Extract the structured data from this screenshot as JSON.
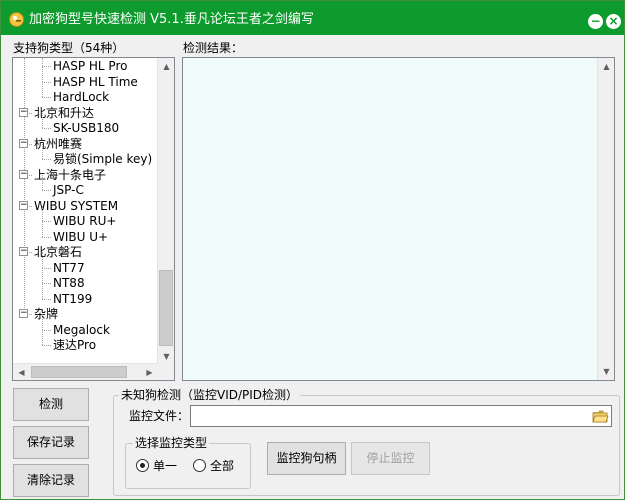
{
  "window": {
    "title": "加密狗型号快速检测 V5.1.垂凡论坛王者之剑编写",
    "minimize_glyph": "−",
    "close_glyph": "×"
  },
  "left_panel": {
    "label": "支持狗类型（54种）"
  },
  "tree": {
    "items": [
      {
        "text": "HASP HL Pro",
        "type": "child"
      },
      {
        "text": "HASP HL Time",
        "type": "child"
      },
      {
        "text": "HardLock",
        "type": "child"
      },
      {
        "text": "北京和升达",
        "type": "parent"
      },
      {
        "text": "SK-USB180",
        "type": "child"
      },
      {
        "text": "杭州唯赛",
        "type": "parent"
      },
      {
        "text": "易锁(Simple key)",
        "type": "child"
      },
      {
        "text": "上海十条电子",
        "type": "parent"
      },
      {
        "text": "JSP-C",
        "type": "child"
      },
      {
        "text": "WIBU SYSTEM",
        "type": "parent"
      },
      {
        "text": "WIBU RU+",
        "type": "child"
      },
      {
        "text": "WIBU U+",
        "type": "child"
      },
      {
        "text": "北京磐石",
        "type": "parent"
      },
      {
        "text": "NT77",
        "type": "child"
      },
      {
        "text": "NT88",
        "type": "child"
      },
      {
        "text": "NT199",
        "type": "child"
      },
      {
        "text": "杂牌",
        "type": "parent"
      },
      {
        "text": "Megalock",
        "type": "child"
      },
      {
        "text": "速达Pro",
        "type": "child"
      }
    ],
    "collapse_glyph": "−"
  },
  "result": {
    "label": "检测结果："
  },
  "buttons": {
    "detect": "检测",
    "save_log": "保存记录",
    "clear_log": "清除记录",
    "monitor_handle": "监控狗句柄",
    "stop_monitor": "停止监控"
  },
  "unknown_group": {
    "title": "未知狗检测（监控VID/PID检测）",
    "monitor_file_label": "监控文件：",
    "monitor_file_value": ""
  },
  "monitor_type_group": {
    "title": "选择监控类型",
    "options": [
      {
        "label": "单一",
        "selected": true
      },
      {
        "label": "全部",
        "selected": false
      }
    ]
  },
  "colors": {
    "titlebar": "#0c9b2c",
    "result_bg": "#f0fcfc"
  }
}
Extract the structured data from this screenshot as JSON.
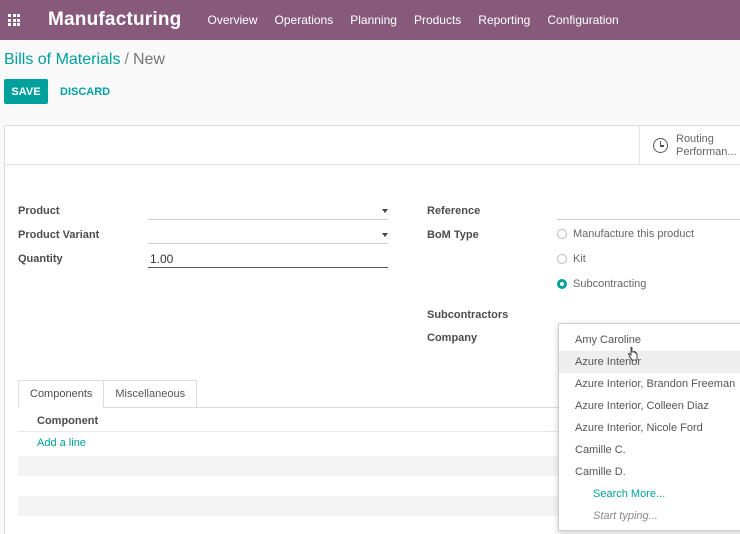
{
  "navbar": {
    "app_name": "Manufacturing",
    "menu": [
      "Overview",
      "Operations",
      "Planning",
      "Products",
      "Reporting",
      "Configuration"
    ],
    "apps_icon": "apps-grid-icon"
  },
  "breadcrumb": {
    "parent": "Bills of Materials",
    "separator": "/",
    "current": "New"
  },
  "actions": {
    "save": "SAVE",
    "discard": "DISCARD"
  },
  "smart_button": {
    "icon": "clock-icon",
    "line1": "Routing",
    "line2": "Performan..."
  },
  "form": {
    "product_label": "Product",
    "product_value": "",
    "variant_label": "Product Variant",
    "variant_value": "",
    "quantity_label": "Quantity",
    "quantity_value": "1.00",
    "reference_label": "Reference",
    "reference_value": "",
    "bom_type_label": "BoM Type",
    "bom_types": [
      {
        "label": "Manufacture this product",
        "checked": false
      },
      {
        "label": "Kit",
        "checked": false
      },
      {
        "label": "Subcontracting",
        "checked": true
      }
    ],
    "subcontractors_label": "Subcontractors",
    "company_label": "Company"
  },
  "tabs": {
    "components": "Components",
    "misc": "Miscellaneous"
  },
  "components_list": {
    "column": "Component",
    "add_line": "Add a line"
  },
  "dropdown": {
    "items": [
      "Amy Caroline",
      "Azure Interior",
      "Azure Interior, Brandon Freeman",
      "Azure Interior, Colleen Diaz",
      "Azure Interior, Nicole Ford",
      "Camille C.",
      "Camille D."
    ],
    "search_more": "Search More...",
    "hint": "Start typing..."
  },
  "colors": {
    "brand": "#875a7b",
    "accent": "#00a09d"
  }
}
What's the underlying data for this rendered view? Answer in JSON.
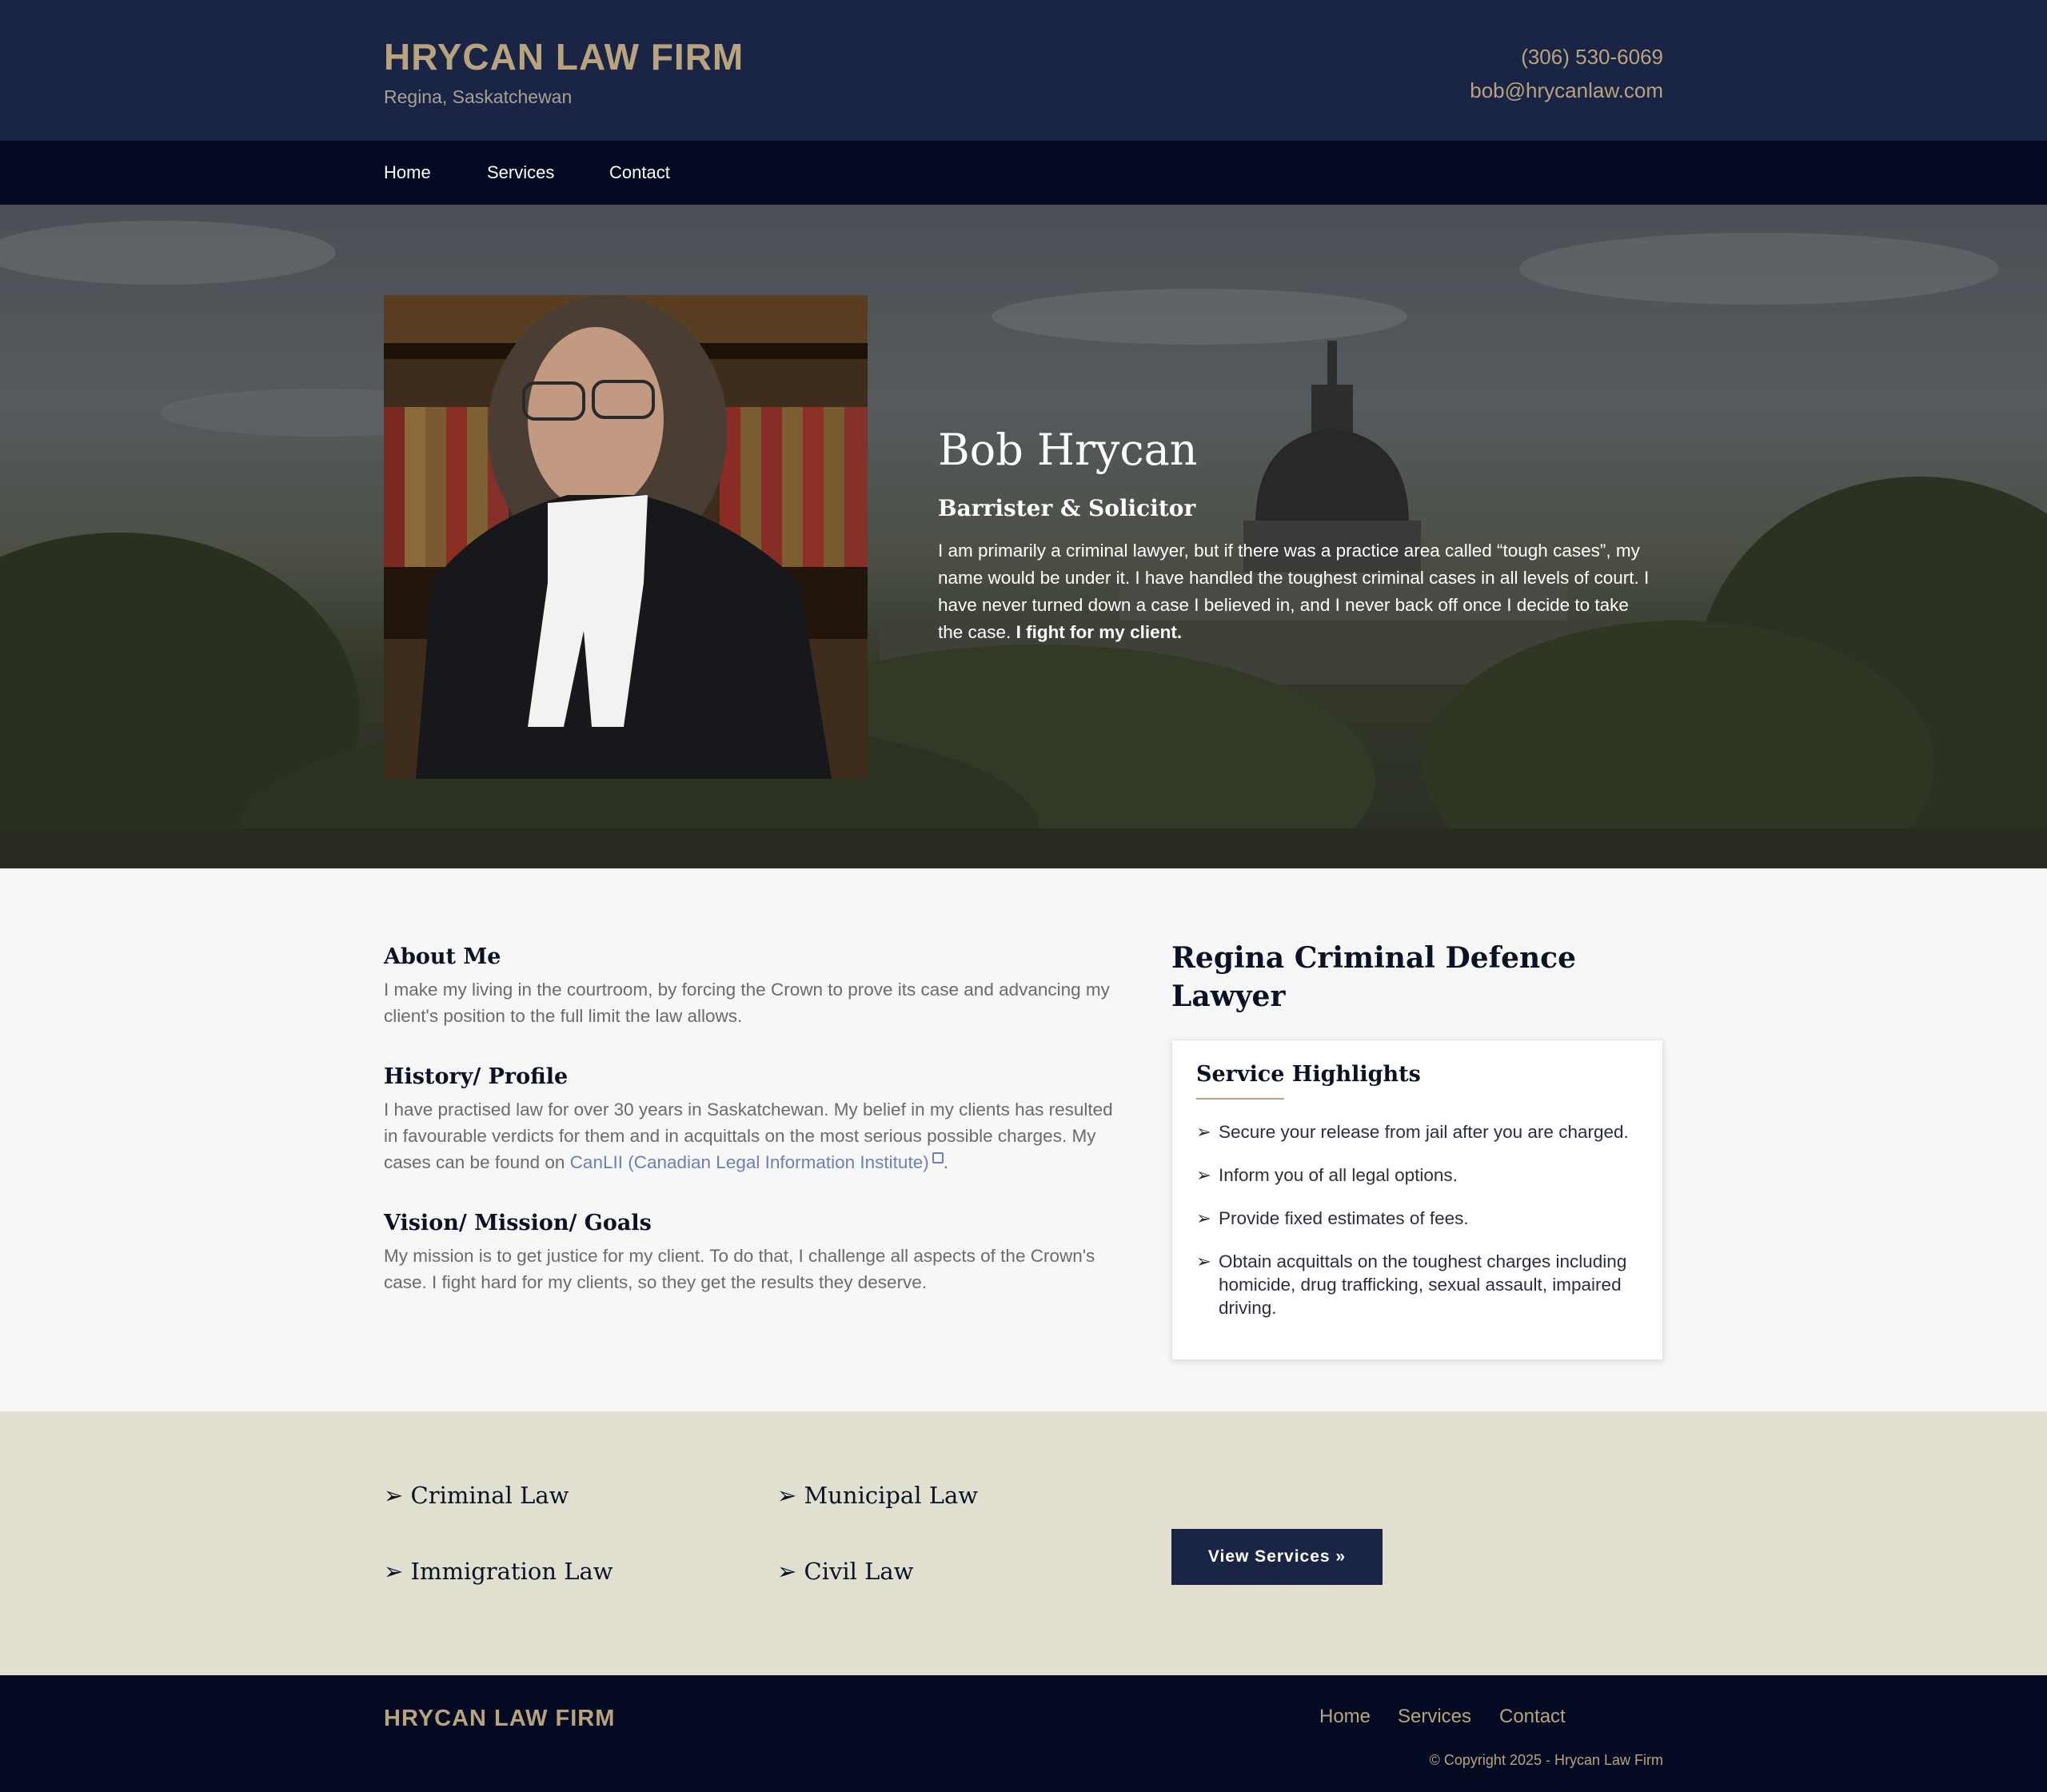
{
  "header": {
    "brand": "HRYCAN LAW FIRM",
    "location": "Regina, Saskatchewan",
    "phone": "(306) 530-6069",
    "email": "bob@hrycanlaw.com"
  },
  "nav": {
    "items": [
      "Home",
      "Services",
      "Contact"
    ]
  },
  "hero": {
    "name": "Bob Hrycan",
    "title": "Barrister & Solicitor",
    "body": "I am primarily a criminal lawyer, but if there was a practice area called “tough cases”, my name would be under it. I have handled the toughest criminal cases in all levels of court. I have never turned down a case I believed in, and I never back off once I decide to take the case.",
    "body_strong": "I fight for my client."
  },
  "about": {
    "sections": [
      {
        "heading": "About Me",
        "text": "I make my living in the courtroom, by forcing the Crown to prove its case and advancing my client's position to the full limit the law allows."
      },
      {
        "heading": "History/ Profile",
        "text": "I have practised law for over 30 years in Saskatchewan. My belief in my clients has resulted in favourable verdicts for them and in acquittals on the most serious possible charges. My cases can be found on",
        "link": "CanLII (Canadian Legal Information Institute)",
        "after": "."
      },
      {
        "heading": "Vision/ Mission/ Goals",
        "text": "My mission is to get justice for my client. To do that, I challenge all aspects of the Crown's case. I fight hard for my clients, so they get the results they deserve."
      }
    ]
  },
  "sidebar": {
    "title": "Regina Criminal Defence Lawyer",
    "card_heading": "Service Highlights",
    "bullet": "➢",
    "items": [
      "Secure your release from jail after you are charged.",
      "Inform you of all legal options.",
      "Provide fixed estimates of fees.",
      "Obtain acquittals on the toughest charges including homicide, drug trafficking, sexual assault, impaired driving."
    ]
  },
  "practice": {
    "areas": [
      "➢ Criminal Law",
      "➢ Municipal Law",
      "➢ Immigration Law",
      "➢ Civil Law"
    ],
    "button": "View Services »"
  },
  "footer": {
    "brand": "HRYCAN LAW FIRM",
    "nav": [
      "Home",
      "Services",
      "Contact"
    ],
    "copyright": "© Copyright 2025 - Hrycan Law Firm"
  },
  "colors": {
    "navy": "#1a2546",
    "dark_navy": "#030a22",
    "gold": "#b8a37e",
    "beige": "#e0dfd0",
    "link": "#6c7fb6"
  }
}
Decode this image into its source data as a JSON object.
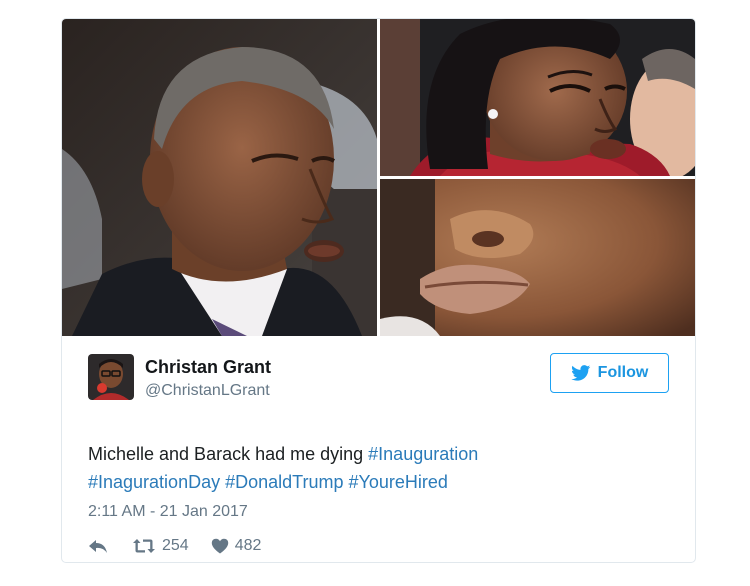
{
  "tweet": {
    "author": {
      "display_name": "Christan Grant",
      "handle": "@ChristanLGrant",
      "avatar_icon": "user-avatar"
    },
    "follow_label": "Follow",
    "follow_icon": "twitter-bird-icon",
    "text": {
      "plain": "Michelle and Barack had me dying ",
      "hashtags": [
        "#Inauguration",
        "#InagurationDay",
        "#DonaldTrump",
        "#YoureHired"
      ]
    },
    "timestamp": "2:11 AM - 21 Jan 2017",
    "actions": {
      "reply_icon": "reply-icon",
      "retweet_icon": "retweet-icon",
      "retweet_count": "254",
      "like_icon": "heart-icon",
      "like_count": "482"
    }
  },
  "colors": {
    "link": "#2b7bb9",
    "follow_blue": "#1da1f2",
    "muted": "#657786",
    "border": "#e1e8ed"
  }
}
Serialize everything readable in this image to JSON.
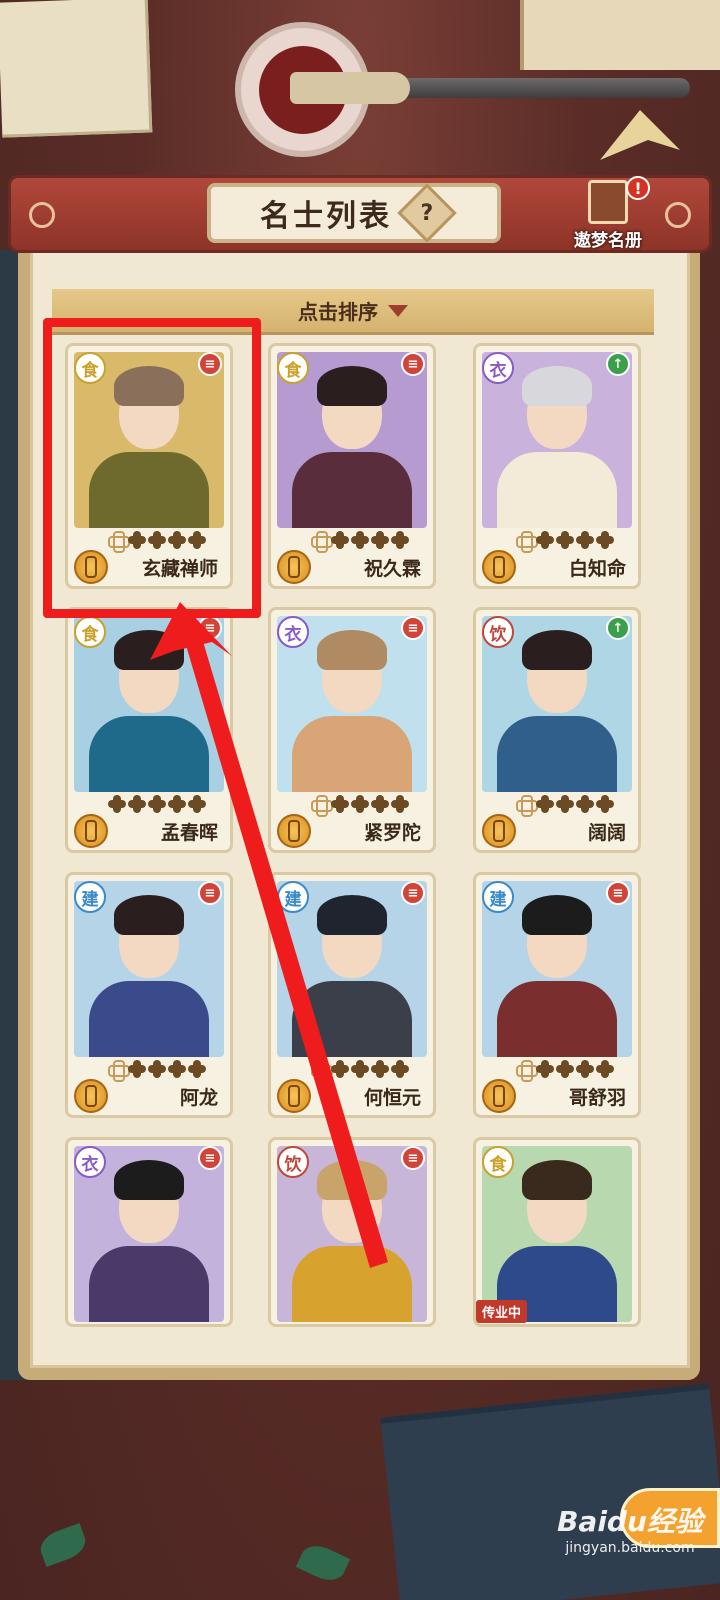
{
  "header": {
    "title": "名士列表",
    "help_label": "?",
    "dream_book_label": "遨梦名册",
    "alert_label": "!"
  },
  "sort": {
    "label": "点击排序"
  },
  "cards": [
    {
      "name": "玄藏禅师",
      "category": "食",
      "category_color": "#c9a22c",
      "badge": "red",
      "stars": 1,
      "bg": "#d9b96a",
      "hair": "#8a6f5a",
      "outfit": "#6e6a2e",
      "highlighted": true
    },
    {
      "name": "祝久霖",
      "category": "食",
      "category_color": "#c9a22c",
      "badge": "red",
      "stars": 1,
      "bg": "#b59bd0",
      "hair": "#2a1e1e",
      "outfit": "#5a2d3c"
    },
    {
      "name": "白知命",
      "category": "衣",
      "category_color": "#8a5bc4",
      "badge": "green",
      "stars": 1,
      "bg": "#c9b2dc",
      "hair": "#d8d8dc",
      "outfit": "#f3ead8"
    },
    {
      "name": "孟春晖",
      "category": "食",
      "category_color": "#c9a22c",
      "badge": "red",
      "stars": 0,
      "bg": "#a9d0e2",
      "hair": "#2a1e1e",
      "outfit": "#1f6a8a"
    },
    {
      "name": "紧罗陀",
      "category": "衣",
      "category_color": "#8a5bc4",
      "badge": "red",
      "stars": 1,
      "bg": "#bfe0ec",
      "hair": "#b08a63",
      "outfit": "#d9a577"
    },
    {
      "name": "阔阔",
      "category": "饮",
      "category_color": "#c0473b",
      "badge": "green",
      "stars": 1,
      "bg": "#aed6e4",
      "hair": "#2a1e1e",
      "outfit": "#2f5f8a"
    },
    {
      "name": "阿龙",
      "category": "建",
      "category_color": "#3a8ac8",
      "badge": "red",
      "stars": 1,
      "bg": "#b5d4e8",
      "hair": "#2a1e1e",
      "outfit": "#3b4a8a"
    },
    {
      "name": "何恒元",
      "category": "建",
      "category_color": "#3a8ac8",
      "badge": "red",
      "stars": 1,
      "bg": "#b5d4e8",
      "hair": "#20242e",
      "outfit": "#3b3f4a"
    },
    {
      "name": "哥舒羽",
      "category": "建",
      "category_color": "#3a8ac8",
      "badge": "red",
      "stars": 1,
      "bg": "#b5d4e8",
      "hair": "#1c1c1c",
      "outfit": "#7a2e2e"
    },
    {
      "name": "",
      "category": "衣",
      "category_color": "#8a5bc4",
      "badge": "red",
      "stars": 0,
      "bg": "#c3b3dc",
      "hair": "#1c1c1c",
      "outfit": "#4a3a6a"
    },
    {
      "name": "",
      "category": "饮",
      "category_color": "#c0473b",
      "badge": "red",
      "stars": 0,
      "bg": "#c8b6d8",
      "hair": "#c9a46a",
      "outfit": "#d8a22e"
    },
    {
      "name": "",
      "category": "食",
      "category_color": "#c9a22c",
      "badge": "none",
      "stars": 0,
      "bg": "#b8d8b0",
      "hair": "#3a2a1e",
      "outfit": "#2f4a8a",
      "status": "传业中"
    }
  ],
  "watermark": {
    "main": "Baidu经验",
    "url": "jingyan.baidu.com"
  }
}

_Requirements_. Go through the records. Copy each line where "Azure" appears.

_Finished answer_.
      "Azure Interior",
      "Azure Interior, Brandon Freeman",
      "Azure Interior, Colleen Diaz",
      "Azure Interior, Nicole Ford",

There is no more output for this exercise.